* _Description of the task_: Don't copy the pictures; return every other part of the records exactly.

* _Provided entries_:
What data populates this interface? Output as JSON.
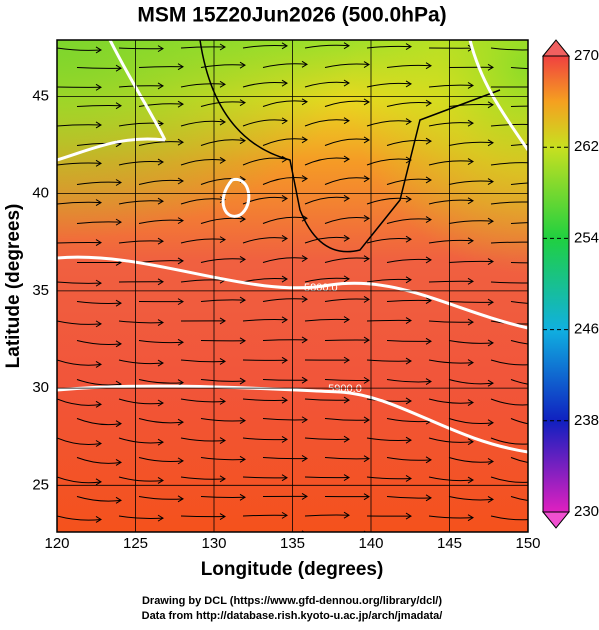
{
  "title": "MSM 15Z20Jun2026 (500.0hPa)",
  "x_axis": {
    "label": "Longitude (degrees)",
    "lim": [
      120,
      150
    ],
    "ticks": [
      120,
      125,
      130,
      135,
      140,
      145,
      150
    ]
  },
  "y_axis": {
    "label": "Latitude  (degrees)",
    "lim": [
      22.6,
      47.9
    ],
    "ticks": [
      25,
      30,
      35,
      40,
      45
    ]
  },
  "colorbar": {
    "lim": [
      230,
      270
    ],
    "ticks": [
      230,
      238,
      246,
      254,
      262,
      270
    ]
  },
  "contours": [
    "5800.0",
    "5900.0"
  ],
  "footer": [
    "Drawing by DCL (https://www.gfd-dennou.org/library/dcl/)",
    "Data from http://database.rish.kyoto-u.ac.jp/arch/jmadata/"
  ]
}
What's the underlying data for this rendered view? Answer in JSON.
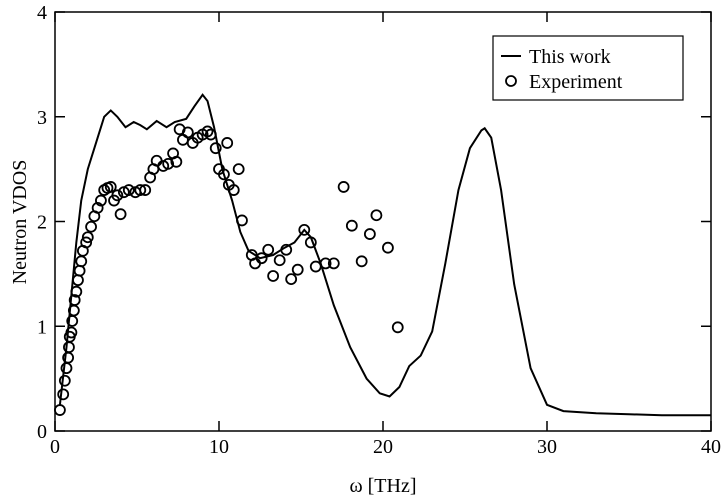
{
  "chart_data": {
    "type": "line",
    "xlabel": "ω  [THz]",
    "ylabel": "Neutron VDOS",
    "xlim": [
      0,
      40
    ],
    "xticks": [
      0,
      10,
      20,
      30,
      40
    ],
    "ylim": [
      0,
      4
    ],
    "yticks": [
      0,
      1,
      2,
      3,
      4
    ],
    "legend": "upper right",
    "series": [
      {
        "name": "This work",
        "color": "#000000",
        "kind": "line",
        "x": [
          0.3,
          0.7,
          1.0,
          1.3,
          1.6,
          2.0,
          2.5,
          3.0,
          3.4,
          3.8,
          4.3,
          4.8,
          5.2,
          5.6,
          6.2,
          6.8,
          7.3,
          8.0,
          8.5,
          9.0,
          9.3,
          9.7,
          10.2,
          10.8,
          11.3,
          11.8,
          12.5,
          13.3,
          14.0,
          14.6,
          15.2,
          15.6,
          16.2,
          17.0,
          18.0,
          19.0,
          19.8,
          20.4,
          21.0,
          21.6,
          22.3,
          23.0,
          23.8,
          24.6,
          25.3,
          26.0,
          26.2,
          26.6,
          27.2,
          28.0,
          29.0,
          30.0,
          31.0,
          33.0,
          35.0,
          37.0,
          40.0
        ],
        "values": [
          0.25,
          0.8,
          1.3,
          1.8,
          2.2,
          2.5,
          2.75,
          3.0,
          3.06,
          3.0,
          2.9,
          2.95,
          2.92,
          2.88,
          2.96,
          2.9,
          2.95,
          2.98,
          3.1,
          3.21,
          3.15,
          2.9,
          2.5,
          2.2,
          1.9,
          1.72,
          1.65,
          1.68,
          1.75,
          1.8,
          1.92,
          1.85,
          1.6,
          1.2,
          0.8,
          0.5,
          0.36,
          0.33,
          0.42,
          0.62,
          0.72,
          0.95,
          1.6,
          2.3,
          2.7,
          2.87,
          2.89,
          2.8,
          2.3,
          1.4,
          0.6,
          0.25,
          0.19,
          0.17,
          0.16,
          0.15,
          0.15
        ]
      },
      {
        "name": "Experiment",
        "color": "#000000",
        "kind": "markers",
        "x": [
          0.3,
          0.5,
          0.6,
          0.7,
          0.8,
          0.85,
          0.9,
          1.0,
          1.05,
          1.15,
          1.2,
          1.3,
          1.4,
          1.5,
          1.6,
          1.7,
          1.9,
          2.0,
          2.2,
          2.4,
          2.6,
          2.8,
          3.0,
          3.2,
          3.4,
          3.6,
          3.8,
          4.0,
          4.2,
          4.5,
          4.9,
          5.2,
          5.5,
          5.8,
          6.0,
          6.2,
          6.6,
          6.9,
          7.2,
          7.4,
          7.6,
          7.8,
          8.1,
          8.4,
          8.7,
          9.0,
          9.3,
          9.5,
          9.8,
          10.0,
          10.3,
          10.5,
          10.6,
          10.9,
          11.2,
          11.4,
          12.0,
          12.2,
          12.6,
          13.0,
          13.3,
          13.7,
          14.1,
          14.4,
          14.8,
          15.2,
          15.6,
          15.9,
          16.5,
          17.0,
          17.6,
          18.1,
          18.7,
          19.2,
          19.6,
          20.3,
          20.9
        ],
        "values": [
          0.2,
          0.35,
          0.48,
          0.6,
          0.7,
          0.8,
          0.9,
          0.94,
          1.05,
          1.15,
          1.25,
          1.33,
          1.44,
          1.53,
          1.62,
          1.72,
          1.8,
          1.85,
          1.95,
          2.05,
          2.13,
          2.2,
          2.3,
          2.32,
          2.33,
          2.2,
          2.25,
          2.07,
          2.28,
          2.3,
          2.28,
          2.3,
          2.3,
          2.42,
          2.5,
          2.58,
          2.53,
          2.55,
          2.65,
          2.57,
          2.88,
          2.78,
          2.85,
          2.75,
          2.8,
          2.83,
          2.86,
          2.83,
          2.7,
          2.5,
          2.45,
          2.75,
          2.35,
          2.3,
          2.5,
          2.01,
          1.68,
          1.6,
          1.65,
          1.73,
          1.48,
          1.63,
          1.73,
          1.45,
          1.54,
          1.92,
          1.8,
          1.57,
          1.6,
          1.6,
          2.33,
          1.96,
          1.62,
          1.88,
          2.06,
          1.75,
          0.99
        ]
      }
    ]
  }
}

* _Answer to the problem_:
What data populates this interface? Output as JSON.
{
  "title": "MSM 15Z20Jun2026 (500.0hPa)",
  "x_axis": {
    "label": "Longitude (degrees)",
    "lim": [
      120,
      150
    ],
    "ticks": [
      120,
      125,
      130,
      135,
      140,
      145,
      150
    ]
  },
  "y_axis": {
    "label": "Latitude  (degrees)",
    "lim": [
      22.6,
      47.9
    ],
    "ticks": [
      25,
      30,
      35,
      40,
      45
    ]
  },
  "colorbar": {
    "lim": [
      230,
      270
    ],
    "ticks": [
      230,
      238,
      246,
      254,
      262,
      270
    ]
  },
  "contours": [
    "5800.0",
    "5900.0"
  ],
  "footer": [
    "Drawing by DCL (https://www.gfd-dennou.org/library/dcl/)",
    "Data from http://database.rish.kyoto-u.ac.jp/arch/jmadata/"
  ]
}
What's the underlying data for this rendered view? Answer in JSON.
{
  "chart_data": {
    "type": "line",
    "xlabel": "ω  [THz]",
    "ylabel": "Neutron VDOS",
    "xlim": [
      0,
      40
    ],
    "xticks": [
      0,
      10,
      20,
      30,
      40
    ],
    "ylim": [
      0,
      4
    ],
    "yticks": [
      0,
      1,
      2,
      3,
      4
    ],
    "legend": "upper right",
    "series": [
      {
        "name": "This work",
        "color": "#000000",
        "kind": "line",
        "x": [
          0.3,
          0.7,
          1.0,
          1.3,
          1.6,
          2.0,
          2.5,
          3.0,
          3.4,
          3.8,
          4.3,
          4.8,
          5.2,
          5.6,
          6.2,
          6.8,
          7.3,
          8.0,
          8.5,
          9.0,
          9.3,
          9.7,
          10.2,
          10.8,
          11.3,
          11.8,
          12.5,
          13.3,
          14.0,
          14.6,
          15.2,
          15.6,
          16.2,
          17.0,
          18.0,
          19.0,
          19.8,
          20.4,
          21.0,
          21.6,
          22.3,
          23.0,
          23.8,
          24.6,
          25.3,
          26.0,
          26.2,
          26.6,
          27.2,
          28.0,
          29.0,
          30.0,
          31.0,
          33.0,
          35.0,
          37.0,
          40.0
        ],
        "values": [
          0.25,
          0.8,
          1.3,
          1.8,
          2.2,
          2.5,
          2.75,
          3.0,
          3.06,
          3.0,
          2.9,
          2.95,
          2.92,
          2.88,
          2.96,
          2.9,
          2.95,
          2.98,
          3.1,
          3.21,
          3.15,
          2.9,
          2.5,
          2.2,
          1.9,
          1.72,
          1.65,
          1.68,
          1.75,
          1.8,
          1.92,
          1.85,
          1.6,
          1.2,
          0.8,
          0.5,
          0.36,
          0.33,
          0.42,
          0.62,
          0.72,
          0.95,
          1.6,
          2.3,
          2.7,
          2.87,
          2.89,
          2.8,
          2.3,
          1.4,
          0.6,
          0.25,
          0.19,
          0.17,
          0.16,
          0.15,
          0.15
        ]
      },
      {
        "name": "Experiment",
        "color": "#000000",
        "kind": "markers",
        "x": [
          0.3,
          0.5,
          0.6,
          0.7,
          0.8,
          0.85,
          0.9,
          1.0,
          1.05,
          1.15,
          1.2,
          1.3,
          1.4,
          1.5,
          1.6,
          1.7,
          1.9,
          2.0,
          2.2,
          2.4,
          2.6,
          2.8,
          3.0,
          3.2,
          3.4,
          3.6,
          3.8,
          4.0,
          4.2,
          4.5,
          4.9,
          5.2,
          5.5,
          5.8,
          6.0,
          6.2,
          6.6,
          6.9,
          7.2,
          7.4,
          7.6,
          7.8,
          8.1,
          8.4,
          8.7,
          9.0,
          9.3,
          9.5,
          9.8,
          10.0,
          10.3,
          10.5,
          10.6,
          10.9,
          11.2,
          11.4,
          12.0,
          12.2,
          12.6,
          13.0,
          13.3,
          13.7,
          14.1,
          14.4,
          14.8,
          15.2,
          15.6,
          15.9,
          16.5,
          17.0,
          17.6,
          18.1,
          18.7,
          19.2,
          19.6,
          20.3,
          20.9
        ],
        "values": [
          0.2,
          0.35,
          0.48,
          0.6,
          0.7,
          0.8,
          0.9,
          0.94,
          1.05,
          1.15,
          1.25,
          1.33,
          1.44,
          1.53,
          1.62,
          1.72,
          1.8,
          1.85,
          1.95,
          2.05,
          2.13,
          2.2,
          2.3,
          2.32,
          2.33,
          2.2,
          2.25,
          2.07,
          2.28,
          2.3,
          2.28,
          2.3,
          2.3,
          2.42,
          2.5,
          2.58,
          2.53,
          2.55,
          2.65,
          2.57,
          2.88,
          2.78,
          2.85,
          2.75,
          2.8,
          2.83,
          2.86,
          2.83,
          2.7,
          2.5,
          2.45,
          2.75,
          2.35,
          2.3,
          2.5,
          2.01,
          1.68,
          1.6,
          1.65,
          1.73,
          1.48,
          1.63,
          1.73,
          1.45,
          1.54,
          1.92,
          1.8,
          1.57,
          1.6,
          1.6,
          2.33,
          1.96,
          1.62,
          1.88,
          2.06,
          1.75,
          0.99
        ]
      }
    ]
  }
}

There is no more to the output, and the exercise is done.